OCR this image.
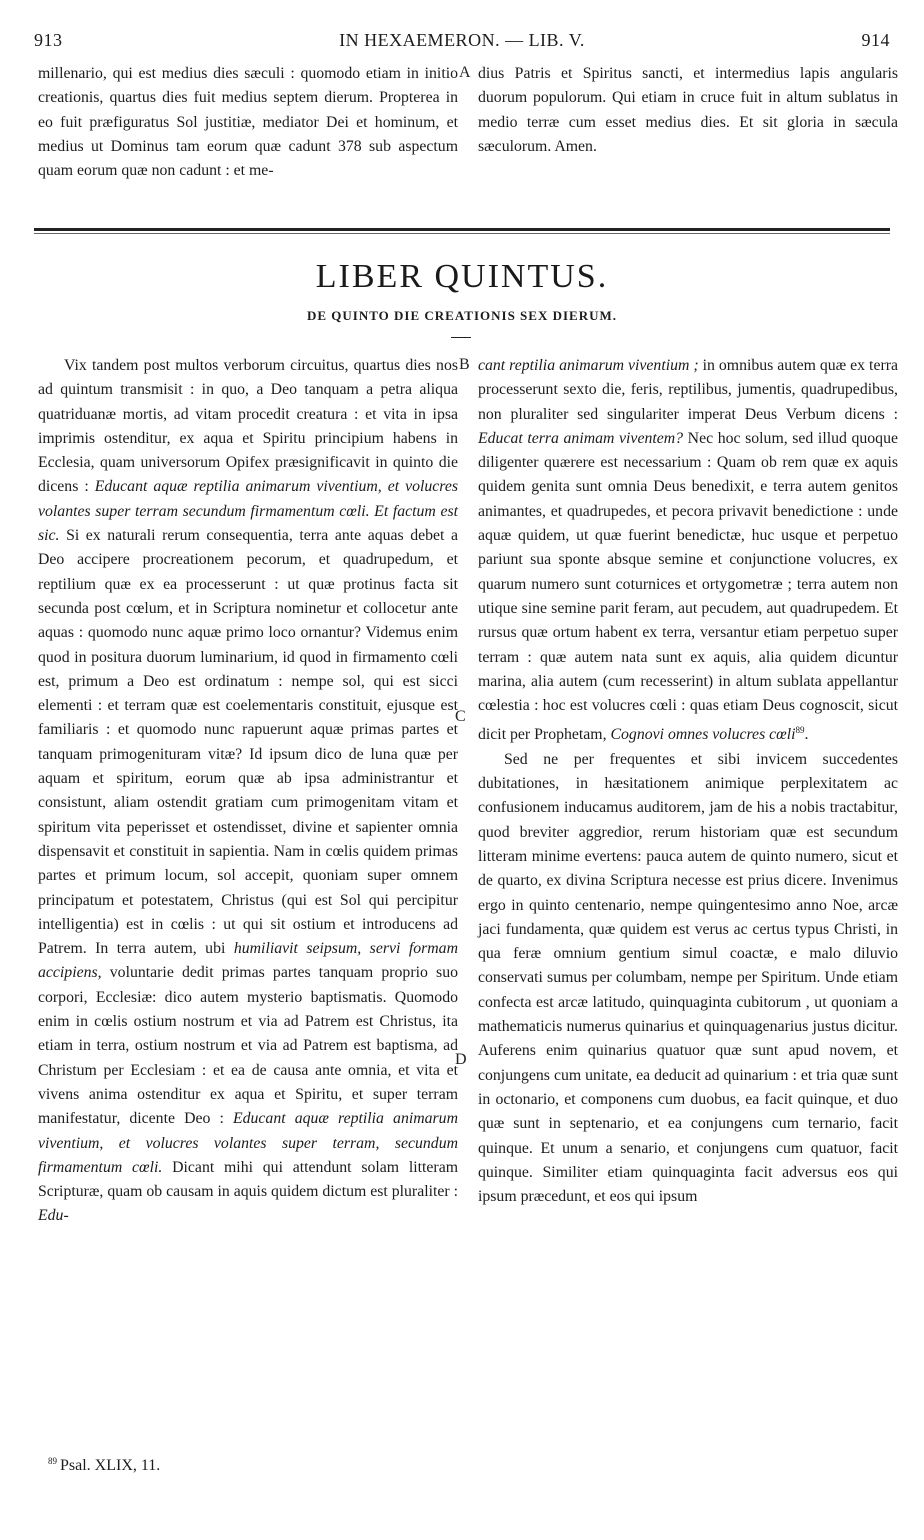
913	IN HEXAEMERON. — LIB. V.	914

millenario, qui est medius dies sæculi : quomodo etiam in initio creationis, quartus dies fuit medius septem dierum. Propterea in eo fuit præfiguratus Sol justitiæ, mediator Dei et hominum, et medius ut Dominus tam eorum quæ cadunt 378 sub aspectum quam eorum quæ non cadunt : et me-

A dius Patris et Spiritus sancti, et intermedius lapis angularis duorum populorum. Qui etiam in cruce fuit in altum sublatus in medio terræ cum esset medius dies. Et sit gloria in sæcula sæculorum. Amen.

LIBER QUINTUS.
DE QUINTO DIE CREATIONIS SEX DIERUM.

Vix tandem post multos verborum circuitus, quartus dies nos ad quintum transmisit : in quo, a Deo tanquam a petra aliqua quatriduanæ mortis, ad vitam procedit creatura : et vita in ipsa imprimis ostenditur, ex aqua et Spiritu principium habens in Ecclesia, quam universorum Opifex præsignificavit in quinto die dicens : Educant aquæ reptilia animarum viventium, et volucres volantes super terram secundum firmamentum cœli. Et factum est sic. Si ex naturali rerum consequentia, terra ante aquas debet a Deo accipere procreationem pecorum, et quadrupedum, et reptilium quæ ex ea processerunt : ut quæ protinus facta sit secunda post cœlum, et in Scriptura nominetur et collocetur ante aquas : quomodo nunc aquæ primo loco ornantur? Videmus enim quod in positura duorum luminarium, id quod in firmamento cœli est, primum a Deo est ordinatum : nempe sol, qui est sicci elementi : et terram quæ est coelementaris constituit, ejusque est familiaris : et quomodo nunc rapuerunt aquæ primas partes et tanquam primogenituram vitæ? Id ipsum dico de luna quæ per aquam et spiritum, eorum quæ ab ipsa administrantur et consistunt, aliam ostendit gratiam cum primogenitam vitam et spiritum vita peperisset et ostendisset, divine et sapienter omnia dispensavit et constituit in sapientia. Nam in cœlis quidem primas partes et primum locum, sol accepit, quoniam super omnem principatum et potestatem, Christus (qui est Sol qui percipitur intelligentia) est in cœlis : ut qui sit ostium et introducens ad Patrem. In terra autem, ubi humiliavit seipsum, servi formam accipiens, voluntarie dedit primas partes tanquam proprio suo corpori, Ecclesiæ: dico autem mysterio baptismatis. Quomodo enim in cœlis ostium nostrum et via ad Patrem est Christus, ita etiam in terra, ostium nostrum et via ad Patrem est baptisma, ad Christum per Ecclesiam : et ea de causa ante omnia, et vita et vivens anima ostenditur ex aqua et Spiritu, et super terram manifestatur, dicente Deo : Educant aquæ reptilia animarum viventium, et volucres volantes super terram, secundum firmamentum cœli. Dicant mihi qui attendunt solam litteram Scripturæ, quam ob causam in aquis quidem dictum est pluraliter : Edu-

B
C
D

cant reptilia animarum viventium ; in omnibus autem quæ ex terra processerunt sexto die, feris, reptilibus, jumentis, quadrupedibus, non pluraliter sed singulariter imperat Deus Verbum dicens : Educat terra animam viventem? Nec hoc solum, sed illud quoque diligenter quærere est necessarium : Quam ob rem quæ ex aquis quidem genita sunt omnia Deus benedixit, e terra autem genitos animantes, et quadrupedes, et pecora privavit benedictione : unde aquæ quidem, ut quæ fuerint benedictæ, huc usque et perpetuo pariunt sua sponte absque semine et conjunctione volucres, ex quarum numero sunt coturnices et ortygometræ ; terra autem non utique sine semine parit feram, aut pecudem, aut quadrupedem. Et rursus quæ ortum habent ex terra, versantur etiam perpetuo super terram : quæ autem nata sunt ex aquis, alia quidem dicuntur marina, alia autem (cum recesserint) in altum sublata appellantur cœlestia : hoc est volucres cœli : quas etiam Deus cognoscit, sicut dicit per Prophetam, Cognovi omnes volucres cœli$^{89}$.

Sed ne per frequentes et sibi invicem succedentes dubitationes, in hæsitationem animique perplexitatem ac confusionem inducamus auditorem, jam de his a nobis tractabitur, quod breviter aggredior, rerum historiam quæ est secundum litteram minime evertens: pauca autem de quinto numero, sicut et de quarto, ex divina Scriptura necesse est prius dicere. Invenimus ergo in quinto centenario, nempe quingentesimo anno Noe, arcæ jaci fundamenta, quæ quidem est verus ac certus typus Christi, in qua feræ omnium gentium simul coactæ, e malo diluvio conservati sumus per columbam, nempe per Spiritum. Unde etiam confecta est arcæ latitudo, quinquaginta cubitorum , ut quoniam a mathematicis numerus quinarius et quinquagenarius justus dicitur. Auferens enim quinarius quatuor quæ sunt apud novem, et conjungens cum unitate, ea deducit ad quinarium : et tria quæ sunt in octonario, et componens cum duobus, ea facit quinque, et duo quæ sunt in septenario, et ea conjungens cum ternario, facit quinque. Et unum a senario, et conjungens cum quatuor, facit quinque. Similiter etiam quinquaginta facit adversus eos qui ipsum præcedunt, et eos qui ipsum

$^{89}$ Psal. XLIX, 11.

====

Work to be completed: Gather and copy every line of the data in which the string "medius" is found.

Correct response:
millenario, qui est medius dies sæculi : quomodo etiam in initio creationis, quartus dies fuit medius septem dierum. Propterea in eo fuit præfiguratus Sol justitiæ, mediator Dei et hominum, et medius ut Dominus tam eorum quæ cadunt 378 sub aspectum quam eorum quæ non cadunt : et me-
A dius Patris et Spiritus sancti, et intermedius lapis angularis duorum populorum. Qui etiam in cruce fuit in altum sublatus in medio terræ cum esset medius dies. Et sit gloria in sæcula sæculorum. Amen.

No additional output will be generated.